* Brief:
Omit the images, then print each record below exactly as it reads.

■ ■ ■ ■ ■ ■ ■

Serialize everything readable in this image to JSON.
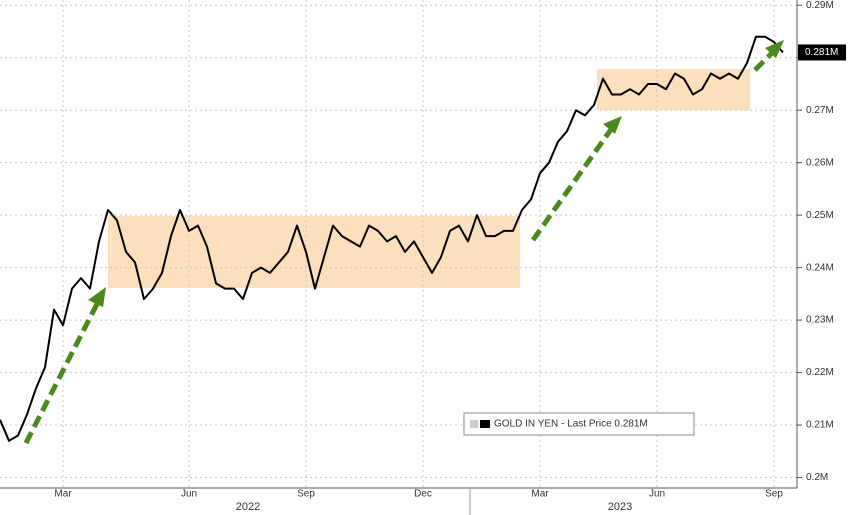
{
  "chart_data": {
    "type": "line",
    "categories": [
      null,
      null,
      null,
      null,
      null,
      null,
      null,
      "Mar",
      null,
      null,
      null,
      null,
      null,
      null,
      null,
      null,
      null,
      null,
      null,
      null,
      null,
      "Jun",
      null,
      null,
      null,
      null,
      null,
      null,
      null,
      null,
      null,
      null,
      null,
      null,
      "Sep",
      null,
      null,
      null,
      null,
      null,
      null,
      null,
      null,
      null,
      null,
      null,
      null,
      "Dec",
      null,
      null,
      null,
      null,
      null,
      null,
      null,
      null,
      null,
      null,
      null,
      null,
      "Mar",
      null,
      null,
      null,
      null,
      null,
      null,
      null,
      null,
      null,
      null,
      null,
      null,
      "Jun",
      null,
      null,
      null,
      null,
      null,
      null,
      null,
      null,
      null,
      null,
      null,
      null,
      "Sep",
      null
    ],
    "x_group_labels": [
      "2022",
      "2023"
    ],
    "series": [
      {
        "name": "GOLD IN YEN - Last Price 0.281M",
        "color": "#000000",
        "values": [
          0.211,
          0.207,
          0.208,
          0.212,
          0.217,
          0.221,
          0.232,
          0.229,
          0.236,
          0.238,
          0.236,
          0.245,
          0.251,
          0.249,
          0.243,
          0.241,
          0.234,
          0.236,
          0.239,
          0.246,
          0.251,
          0.247,
          0.248,
          0.244,
          0.237,
          0.236,
          0.236,
          0.234,
          0.239,
          0.24,
          0.239,
          0.241,
          0.243,
          0.248,
          0.243,
          0.236,
          0.242,
          0.248,
          0.246,
          0.245,
          0.244,
          0.248,
          0.247,
          0.245,
          0.246,
          0.243,
          0.245,
          0.242,
          0.239,
          0.242,
          0.247,
          0.248,
          0.245,
          0.25,
          0.246,
          0.246,
          0.247,
          0.247,
          0.251,
          0.253,
          0.258,
          0.26,
          0.264,
          0.266,
          0.27,
          0.269,
          0.271,
          0.276,
          0.273,
          0.273,
          0.274,
          0.273,
          0.275,
          0.275,
          0.274,
          0.277,
          0.276,
          0.273,
          0.274,
          0.277,
          0.276,
          0.277,
          0.276,
          0.279,
          0.284,
          0.284,
          0.283,
          0.281
        ]
      }
    ],
    "last_label": {
      "value": 0.281,
      "label": "0.281M"
    },
    "ylim": [
      0.198,
      0.291
    ],
    "yticks": [
      {
        "value": 0.2,
        "label": "0.2M"
      },
      {
        "value": 0.21,
        "label": "0.21M"
      },
      {
        "value": 0.22,
        "label": "0.22M"
      },
      {
        "value": 0.23,
        "label": "0.23M"
      },
      {
        "value": 0.24,
        "label": "0.24M"
      },
      {
        "value": 0.25,
        "label": "0.25M"
      },
      {
        "value": 0.26,
        "label": "0.26M"
      },
      {
        "value": 0.27,
        "label": "0.27M"
      },
      {
        "value": 0.28,
        "label": "0.28M"
      },
      {
        "value": 0.29,
        "label": "0.29M"
      }
    ],
    "grid": true
  }
}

■ ■ ■ ■ ■ ■ ■

* Reply to the exercise:
Serialize everything readable in this image to JSON.
{
  "chart_data": {
    "type": "line",
    "categories": [
      null,
      null,
      null,
      null,
      null,
      null,
      null,
      "Mar",
      null,
      null,
      null,
      null,
      null,
      null,
      null,
      null,
      null,
      null,
      null,
      null,
      null,
      "Jun",
      null,
      null,
      null,
      null,
      null,
      null,
      null,
      null,
      null,
      null,
      null,
      null,
      "Sep",
      null,
      null,
      null,
      null,
      null,
      null,
      null,
      null,
      null,
      null,
      null,
      null,
      "Dec",
      null,
      null,
      null,
      null,
      null,
      null,
      null,
      null,
      null,
      null,
      null,
      null,
      "Mar",
      null,
      null,
      null,
      null,
      null,
      null,
      null,
      null,
      null,
      null,
      null,
      null,
      "Jun",
      null,
      null,
      null,
      null,
      null,
      null,
      null,
      null,
      null,
      null,
      null,
      null,
      "Sep",
      null
    ],
    "x_group_labels": [
      "2022",
      "2023"
    ],
    "series": [
      {
        "name": "GOLD IN YEN - Last Price 0.281M",
        "color": "#000000",
        "values": [
          0.211,
          0.207,
          0.208,
          0.212,
          0.217,
          0.221,
          0.232,
          0.229,
          0.236,
          0.238,
          0.236,
          0.245,
          0.251,
          0.249,
          0.243,
          0.241,
          0.234,
          0.236,
          0.239,
          0.246,
          0.251,
          0.247,
          0.248,
          0.244,
          0.237,
          0.236,
          0.236,
          0.234,
          0.239,
          0.24,
          0.239,
          0.241,
          0.243,
          0.248,
          0.243,
          0.236,
          0.242,
          0.248,
          0.246,
          0.245,
          0.244,
          0.248,
          0.247,
          0.245,
          0.246,
          0.243,
          0.245,
          0.242,
          0.239,
          0.242,
          0.247,
          0.248,
          0.245,
          0.25,
          0.246,
          0.246,
          0.247,
          0.247,
          0.251,
          0.253,
          0.258,
          0.26,
          0.264,
          0.266,
          0.27,
          0.269,
          0.271,
          0.276,
          0.273,
          0.273,
          0.274,
          0.273,
          0.275,
          0.275,
          0.274,
          0.277,
          0.276,
          0.273,
          0.274,
          0.277,
          0.276,
          0.277,
          0.276,
          0.279,
          0.284,
          0.284,
          0.283,
          0.281
        ]
      }
    ],
    "last_label": {
      "value": 0.281,
      "label": "0.281M"
    },
    "ylim": [
      0.198,
      0.291
    ],
    "yticks": [
      {
        "value": 0.2,
        "label": "0.2M"
      },
      {
        "value": 0.21,
        "label": "0.21M"
      },
      {
        "value": 0.22,
        "label": "0.22M"
      },
      {
        "value": 0.23,
        "label": "0.23M"
      },
      {
        "value": 0.24,
        "label": "0.24M"
      },
      {
        "value": 0.25,
        "label": "0.25M"
      },
      {
        "value": 0.26,
        "label": "0.26M"
      },
      {
        "value": 0.27,
        "label": "0.27M"
      },
      {
        "value": 0.28,
        "label": "0.28M"
      },
      {
        "value": 0.29,
        "label": "0.29M"
      }
    ],
    "grid": true
  }
}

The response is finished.